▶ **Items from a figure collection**
—————
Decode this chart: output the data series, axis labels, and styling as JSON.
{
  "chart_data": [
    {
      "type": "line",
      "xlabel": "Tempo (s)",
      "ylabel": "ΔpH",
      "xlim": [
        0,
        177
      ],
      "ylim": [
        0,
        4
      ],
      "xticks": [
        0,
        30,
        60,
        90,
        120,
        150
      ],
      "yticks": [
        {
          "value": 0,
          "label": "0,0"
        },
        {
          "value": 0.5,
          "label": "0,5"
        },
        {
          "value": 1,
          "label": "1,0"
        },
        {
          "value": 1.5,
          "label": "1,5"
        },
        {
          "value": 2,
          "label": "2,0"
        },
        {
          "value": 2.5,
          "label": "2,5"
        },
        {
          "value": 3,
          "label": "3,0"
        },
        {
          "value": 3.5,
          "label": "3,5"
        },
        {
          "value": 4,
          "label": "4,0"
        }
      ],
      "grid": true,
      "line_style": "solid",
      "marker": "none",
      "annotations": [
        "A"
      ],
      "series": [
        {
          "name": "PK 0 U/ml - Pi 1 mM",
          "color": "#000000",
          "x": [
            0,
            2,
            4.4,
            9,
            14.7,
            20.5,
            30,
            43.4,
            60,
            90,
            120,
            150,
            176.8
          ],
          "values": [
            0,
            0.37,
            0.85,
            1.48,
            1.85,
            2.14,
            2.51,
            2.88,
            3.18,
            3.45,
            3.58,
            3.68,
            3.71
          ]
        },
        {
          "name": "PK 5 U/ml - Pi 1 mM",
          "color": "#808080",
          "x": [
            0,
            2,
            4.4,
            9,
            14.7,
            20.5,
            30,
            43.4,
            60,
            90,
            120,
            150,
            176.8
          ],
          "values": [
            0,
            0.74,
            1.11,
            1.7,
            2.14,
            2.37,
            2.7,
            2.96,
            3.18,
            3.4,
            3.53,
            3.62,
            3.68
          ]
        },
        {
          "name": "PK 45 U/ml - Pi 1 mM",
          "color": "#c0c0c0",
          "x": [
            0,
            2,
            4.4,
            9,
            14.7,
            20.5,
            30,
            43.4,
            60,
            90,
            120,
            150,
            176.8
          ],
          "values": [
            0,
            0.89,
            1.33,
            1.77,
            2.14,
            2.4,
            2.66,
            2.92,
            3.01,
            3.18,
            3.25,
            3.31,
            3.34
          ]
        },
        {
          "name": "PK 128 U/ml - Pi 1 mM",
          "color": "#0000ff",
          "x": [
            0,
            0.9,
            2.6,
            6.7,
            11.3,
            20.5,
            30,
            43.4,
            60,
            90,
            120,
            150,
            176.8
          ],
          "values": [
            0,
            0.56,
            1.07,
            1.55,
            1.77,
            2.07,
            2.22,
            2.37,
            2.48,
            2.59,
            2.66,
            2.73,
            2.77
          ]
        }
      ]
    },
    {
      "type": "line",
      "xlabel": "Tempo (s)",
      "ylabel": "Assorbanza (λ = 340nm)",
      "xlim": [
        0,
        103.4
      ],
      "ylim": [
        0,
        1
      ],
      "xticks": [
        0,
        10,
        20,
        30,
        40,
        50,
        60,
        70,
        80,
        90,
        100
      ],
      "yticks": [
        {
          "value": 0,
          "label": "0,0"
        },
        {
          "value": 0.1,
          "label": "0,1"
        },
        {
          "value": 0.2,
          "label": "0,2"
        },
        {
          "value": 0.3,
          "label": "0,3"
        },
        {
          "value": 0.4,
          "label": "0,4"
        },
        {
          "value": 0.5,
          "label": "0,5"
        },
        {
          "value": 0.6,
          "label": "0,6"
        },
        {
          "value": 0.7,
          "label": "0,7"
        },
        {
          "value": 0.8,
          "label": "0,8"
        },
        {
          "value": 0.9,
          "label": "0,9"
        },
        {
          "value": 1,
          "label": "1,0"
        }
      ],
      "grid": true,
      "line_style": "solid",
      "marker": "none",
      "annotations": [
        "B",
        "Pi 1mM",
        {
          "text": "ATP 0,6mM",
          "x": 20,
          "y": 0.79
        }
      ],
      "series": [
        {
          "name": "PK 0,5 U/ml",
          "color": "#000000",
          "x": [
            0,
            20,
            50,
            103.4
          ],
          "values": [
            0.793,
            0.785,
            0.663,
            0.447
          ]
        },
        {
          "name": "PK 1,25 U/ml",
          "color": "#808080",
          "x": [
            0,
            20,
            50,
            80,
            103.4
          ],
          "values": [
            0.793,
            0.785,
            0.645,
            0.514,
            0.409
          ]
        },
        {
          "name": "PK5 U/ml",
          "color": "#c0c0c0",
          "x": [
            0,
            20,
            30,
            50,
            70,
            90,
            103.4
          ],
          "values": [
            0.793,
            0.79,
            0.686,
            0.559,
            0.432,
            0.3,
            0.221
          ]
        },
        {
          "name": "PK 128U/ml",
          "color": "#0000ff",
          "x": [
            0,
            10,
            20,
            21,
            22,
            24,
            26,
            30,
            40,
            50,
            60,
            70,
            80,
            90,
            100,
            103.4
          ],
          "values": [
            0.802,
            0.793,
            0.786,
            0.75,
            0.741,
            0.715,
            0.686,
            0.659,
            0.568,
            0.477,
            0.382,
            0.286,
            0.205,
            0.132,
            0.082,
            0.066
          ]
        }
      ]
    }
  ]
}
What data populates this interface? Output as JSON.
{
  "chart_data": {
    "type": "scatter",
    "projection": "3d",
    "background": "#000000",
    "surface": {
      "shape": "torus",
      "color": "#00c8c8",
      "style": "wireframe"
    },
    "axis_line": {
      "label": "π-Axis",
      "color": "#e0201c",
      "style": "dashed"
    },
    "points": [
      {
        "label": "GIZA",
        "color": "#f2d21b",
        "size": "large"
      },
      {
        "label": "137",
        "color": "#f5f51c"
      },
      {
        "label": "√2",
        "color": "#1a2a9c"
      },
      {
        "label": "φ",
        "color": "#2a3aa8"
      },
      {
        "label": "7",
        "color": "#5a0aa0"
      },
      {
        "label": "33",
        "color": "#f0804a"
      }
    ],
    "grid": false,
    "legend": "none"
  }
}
—————
▶ **THE TASK**
Give the number of lines in the entries above that include the string "JSON". No other output is expected.

▶ **CORRECT RESPONSE**
2